• Task statement
Your task is to write out the lines from the line containing "Extract the structured" through the last line of the material, exactly.

(Dataset records)

* begin *

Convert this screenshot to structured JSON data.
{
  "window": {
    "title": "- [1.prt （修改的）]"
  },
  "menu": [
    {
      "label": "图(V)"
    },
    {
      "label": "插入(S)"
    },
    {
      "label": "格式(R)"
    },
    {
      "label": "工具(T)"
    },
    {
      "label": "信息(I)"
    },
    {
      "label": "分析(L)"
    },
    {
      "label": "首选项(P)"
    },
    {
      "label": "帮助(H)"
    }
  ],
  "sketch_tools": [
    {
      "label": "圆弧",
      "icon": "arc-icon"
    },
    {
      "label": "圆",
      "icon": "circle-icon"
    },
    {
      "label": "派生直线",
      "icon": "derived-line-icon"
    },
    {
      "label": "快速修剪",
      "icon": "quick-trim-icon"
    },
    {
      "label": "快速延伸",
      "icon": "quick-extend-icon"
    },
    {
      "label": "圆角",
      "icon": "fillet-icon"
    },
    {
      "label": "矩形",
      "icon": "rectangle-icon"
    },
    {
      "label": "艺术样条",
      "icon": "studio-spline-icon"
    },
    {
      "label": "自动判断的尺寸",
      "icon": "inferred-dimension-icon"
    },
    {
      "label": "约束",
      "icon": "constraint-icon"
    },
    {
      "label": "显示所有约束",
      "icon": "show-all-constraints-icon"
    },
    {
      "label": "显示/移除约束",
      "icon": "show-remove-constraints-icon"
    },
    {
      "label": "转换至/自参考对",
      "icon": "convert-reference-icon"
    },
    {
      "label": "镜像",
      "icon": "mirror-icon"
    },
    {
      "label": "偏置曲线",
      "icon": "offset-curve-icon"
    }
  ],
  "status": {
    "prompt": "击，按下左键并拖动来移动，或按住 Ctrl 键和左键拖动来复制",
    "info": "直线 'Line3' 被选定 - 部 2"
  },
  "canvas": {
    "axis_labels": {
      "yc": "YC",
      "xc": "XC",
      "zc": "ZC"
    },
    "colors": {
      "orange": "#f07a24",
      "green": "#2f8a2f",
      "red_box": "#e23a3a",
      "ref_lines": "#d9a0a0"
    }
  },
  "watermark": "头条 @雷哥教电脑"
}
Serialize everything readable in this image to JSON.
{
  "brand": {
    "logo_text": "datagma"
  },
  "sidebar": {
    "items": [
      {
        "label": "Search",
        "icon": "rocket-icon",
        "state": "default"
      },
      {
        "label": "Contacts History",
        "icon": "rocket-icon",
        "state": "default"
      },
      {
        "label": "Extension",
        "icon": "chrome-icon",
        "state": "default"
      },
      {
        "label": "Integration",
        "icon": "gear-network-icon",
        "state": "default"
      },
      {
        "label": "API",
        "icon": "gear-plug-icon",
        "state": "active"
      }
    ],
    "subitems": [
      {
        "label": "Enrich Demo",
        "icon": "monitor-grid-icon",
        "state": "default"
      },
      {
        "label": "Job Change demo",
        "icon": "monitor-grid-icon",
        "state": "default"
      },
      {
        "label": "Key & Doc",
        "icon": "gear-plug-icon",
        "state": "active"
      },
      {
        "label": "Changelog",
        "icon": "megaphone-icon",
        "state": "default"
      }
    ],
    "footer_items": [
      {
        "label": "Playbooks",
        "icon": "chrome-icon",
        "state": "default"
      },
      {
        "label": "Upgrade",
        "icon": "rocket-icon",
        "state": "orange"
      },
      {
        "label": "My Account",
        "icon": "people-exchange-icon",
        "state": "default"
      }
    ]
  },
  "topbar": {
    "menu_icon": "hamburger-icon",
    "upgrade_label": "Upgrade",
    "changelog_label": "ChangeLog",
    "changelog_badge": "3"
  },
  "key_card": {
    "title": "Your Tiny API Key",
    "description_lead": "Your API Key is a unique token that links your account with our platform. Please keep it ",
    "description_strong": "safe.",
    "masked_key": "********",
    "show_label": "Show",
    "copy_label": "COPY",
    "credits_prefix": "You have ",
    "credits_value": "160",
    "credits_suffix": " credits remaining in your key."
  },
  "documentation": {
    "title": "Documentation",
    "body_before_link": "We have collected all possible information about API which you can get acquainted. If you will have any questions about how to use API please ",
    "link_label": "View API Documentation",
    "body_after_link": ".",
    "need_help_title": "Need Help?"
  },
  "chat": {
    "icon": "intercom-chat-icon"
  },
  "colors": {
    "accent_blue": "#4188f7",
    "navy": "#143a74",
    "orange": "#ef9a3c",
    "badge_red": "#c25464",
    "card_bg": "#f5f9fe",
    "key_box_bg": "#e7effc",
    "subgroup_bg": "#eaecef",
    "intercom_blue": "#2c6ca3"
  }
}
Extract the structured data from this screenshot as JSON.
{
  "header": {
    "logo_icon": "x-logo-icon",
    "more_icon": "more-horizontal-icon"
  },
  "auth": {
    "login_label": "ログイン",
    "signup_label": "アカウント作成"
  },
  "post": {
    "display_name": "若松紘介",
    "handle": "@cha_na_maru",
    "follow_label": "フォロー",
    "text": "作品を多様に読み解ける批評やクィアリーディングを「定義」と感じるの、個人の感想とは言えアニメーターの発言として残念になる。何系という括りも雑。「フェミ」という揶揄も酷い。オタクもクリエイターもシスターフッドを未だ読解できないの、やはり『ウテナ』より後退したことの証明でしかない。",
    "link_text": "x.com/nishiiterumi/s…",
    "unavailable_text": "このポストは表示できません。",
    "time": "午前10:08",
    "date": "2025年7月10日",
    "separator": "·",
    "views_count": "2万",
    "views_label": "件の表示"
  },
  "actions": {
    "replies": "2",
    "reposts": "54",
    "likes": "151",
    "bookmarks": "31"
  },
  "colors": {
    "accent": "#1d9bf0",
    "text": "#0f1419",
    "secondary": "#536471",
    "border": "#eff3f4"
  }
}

* end *

• Exercise result
Extract the structured data from this screenshot as JSON.
{
  "header": {
    "logo_icon": "x-logo-icon",
    "more_icon": "more-horizontal-icon"
  },
  "auth": {
    "login_label": "ログイン",
    "signup_label": "アカウント作成"
  },
  "post": {
    "display_name": "若松紘介",
    "handle": "@cha_na_maru",
    "follow_label": "フォロー",
    "text": "作品を多様に読み解ける批評やクィアリーディングを「定義」と感じるの、個人の感想とは言えアニメーターの発言として残念になる。何系という括りも雑。「フェミ」という揶揄も酷い。オタクもクリエイターもシスターフッドを未だ読解できないの、やはり『ウテナ』より後退したことの証明でしかない。",
    "link_text": "x.com/nishiiterumi/s…",
    "unavailable_text": "このポストは表示できません。",
    "time": "午前10:08",
    "date": "2025年7月10日",
    "separator": "·",
    "views_count": "2万",
    "views_label": "件の表示"
  },
  "actions": {
    "replies": "2",
    "reposts": "54",
    "likes": "151",
    "bookmarks": "31"
  },
  "colors": {
    "accent": "#1d9bf0",
    "text": "#0f1419",
    "secondary": "#536471",
    "border": "#eff3f4"
  }
}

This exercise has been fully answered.